What to work on
Search the records for the word "screenshot" and pick out every line that has it.

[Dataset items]
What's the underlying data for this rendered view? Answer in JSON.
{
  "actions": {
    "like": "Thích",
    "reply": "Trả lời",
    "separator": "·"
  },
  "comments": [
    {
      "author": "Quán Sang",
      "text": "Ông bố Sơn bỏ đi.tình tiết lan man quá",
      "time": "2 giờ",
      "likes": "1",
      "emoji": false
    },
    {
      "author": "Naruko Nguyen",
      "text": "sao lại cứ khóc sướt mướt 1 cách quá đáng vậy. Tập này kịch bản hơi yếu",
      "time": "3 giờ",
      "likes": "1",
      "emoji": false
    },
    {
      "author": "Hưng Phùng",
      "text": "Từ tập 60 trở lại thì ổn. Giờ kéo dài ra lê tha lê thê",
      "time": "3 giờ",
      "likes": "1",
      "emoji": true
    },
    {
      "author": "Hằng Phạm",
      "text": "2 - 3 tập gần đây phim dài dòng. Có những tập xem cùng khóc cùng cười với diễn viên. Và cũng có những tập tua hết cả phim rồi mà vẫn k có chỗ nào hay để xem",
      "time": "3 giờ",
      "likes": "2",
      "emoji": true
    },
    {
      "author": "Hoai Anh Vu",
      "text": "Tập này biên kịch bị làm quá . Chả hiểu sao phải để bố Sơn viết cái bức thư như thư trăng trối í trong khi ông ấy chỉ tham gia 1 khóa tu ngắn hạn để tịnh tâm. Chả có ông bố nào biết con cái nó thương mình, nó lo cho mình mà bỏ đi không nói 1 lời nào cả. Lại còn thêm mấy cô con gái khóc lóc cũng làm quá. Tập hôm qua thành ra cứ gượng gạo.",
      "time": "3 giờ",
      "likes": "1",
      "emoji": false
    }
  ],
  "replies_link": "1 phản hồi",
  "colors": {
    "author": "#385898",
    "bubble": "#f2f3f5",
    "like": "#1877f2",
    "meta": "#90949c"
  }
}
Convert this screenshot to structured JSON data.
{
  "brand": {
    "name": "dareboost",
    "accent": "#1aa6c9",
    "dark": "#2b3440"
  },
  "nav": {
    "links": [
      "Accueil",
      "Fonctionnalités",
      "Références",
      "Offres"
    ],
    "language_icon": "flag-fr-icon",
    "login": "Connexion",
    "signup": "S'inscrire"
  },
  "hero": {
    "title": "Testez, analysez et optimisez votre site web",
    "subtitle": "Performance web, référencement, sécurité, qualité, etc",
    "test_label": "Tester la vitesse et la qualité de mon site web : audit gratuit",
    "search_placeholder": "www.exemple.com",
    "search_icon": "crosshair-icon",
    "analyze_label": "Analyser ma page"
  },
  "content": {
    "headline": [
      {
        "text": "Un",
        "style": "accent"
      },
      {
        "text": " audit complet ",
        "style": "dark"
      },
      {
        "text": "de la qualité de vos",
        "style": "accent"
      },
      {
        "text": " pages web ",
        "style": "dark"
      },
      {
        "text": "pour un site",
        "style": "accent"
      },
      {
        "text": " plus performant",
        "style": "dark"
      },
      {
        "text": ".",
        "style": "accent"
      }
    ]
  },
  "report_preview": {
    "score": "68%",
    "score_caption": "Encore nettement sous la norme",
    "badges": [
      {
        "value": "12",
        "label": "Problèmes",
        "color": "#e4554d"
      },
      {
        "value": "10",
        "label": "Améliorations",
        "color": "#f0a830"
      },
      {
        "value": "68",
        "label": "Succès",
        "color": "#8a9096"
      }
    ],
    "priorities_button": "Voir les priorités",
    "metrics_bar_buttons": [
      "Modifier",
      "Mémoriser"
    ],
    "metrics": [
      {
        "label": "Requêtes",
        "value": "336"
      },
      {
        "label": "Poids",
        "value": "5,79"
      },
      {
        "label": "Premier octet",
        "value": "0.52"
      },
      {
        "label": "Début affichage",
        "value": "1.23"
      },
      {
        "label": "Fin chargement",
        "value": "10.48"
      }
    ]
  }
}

---

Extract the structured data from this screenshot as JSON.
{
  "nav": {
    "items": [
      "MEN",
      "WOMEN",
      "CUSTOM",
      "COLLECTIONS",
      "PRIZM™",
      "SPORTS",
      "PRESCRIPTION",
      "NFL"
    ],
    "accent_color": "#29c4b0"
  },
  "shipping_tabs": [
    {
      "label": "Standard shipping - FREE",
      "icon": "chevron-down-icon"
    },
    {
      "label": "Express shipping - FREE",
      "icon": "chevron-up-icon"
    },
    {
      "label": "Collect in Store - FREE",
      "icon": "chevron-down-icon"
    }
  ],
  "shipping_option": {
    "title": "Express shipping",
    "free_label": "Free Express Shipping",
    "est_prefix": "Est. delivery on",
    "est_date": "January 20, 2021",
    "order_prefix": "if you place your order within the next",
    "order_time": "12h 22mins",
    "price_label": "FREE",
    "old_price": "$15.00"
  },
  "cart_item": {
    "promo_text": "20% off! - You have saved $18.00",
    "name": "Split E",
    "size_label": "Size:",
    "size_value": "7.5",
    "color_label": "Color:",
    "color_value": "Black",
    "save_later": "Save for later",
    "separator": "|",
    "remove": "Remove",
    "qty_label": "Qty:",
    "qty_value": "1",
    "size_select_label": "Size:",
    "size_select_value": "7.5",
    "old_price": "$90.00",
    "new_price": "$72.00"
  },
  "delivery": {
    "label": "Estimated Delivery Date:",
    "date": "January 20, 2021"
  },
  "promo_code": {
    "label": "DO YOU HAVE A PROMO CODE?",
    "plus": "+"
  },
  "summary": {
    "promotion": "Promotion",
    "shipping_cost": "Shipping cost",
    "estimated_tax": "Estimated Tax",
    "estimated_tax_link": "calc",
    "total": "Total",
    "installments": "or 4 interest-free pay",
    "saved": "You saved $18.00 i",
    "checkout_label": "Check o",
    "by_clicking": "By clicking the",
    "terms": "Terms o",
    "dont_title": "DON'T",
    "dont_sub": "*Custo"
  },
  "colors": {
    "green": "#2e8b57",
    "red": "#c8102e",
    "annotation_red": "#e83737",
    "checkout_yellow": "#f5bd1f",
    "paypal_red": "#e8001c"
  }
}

Result of the task
Convert this screenshot to structured JSON data.
Extract the structured data from this screenshot as JSON.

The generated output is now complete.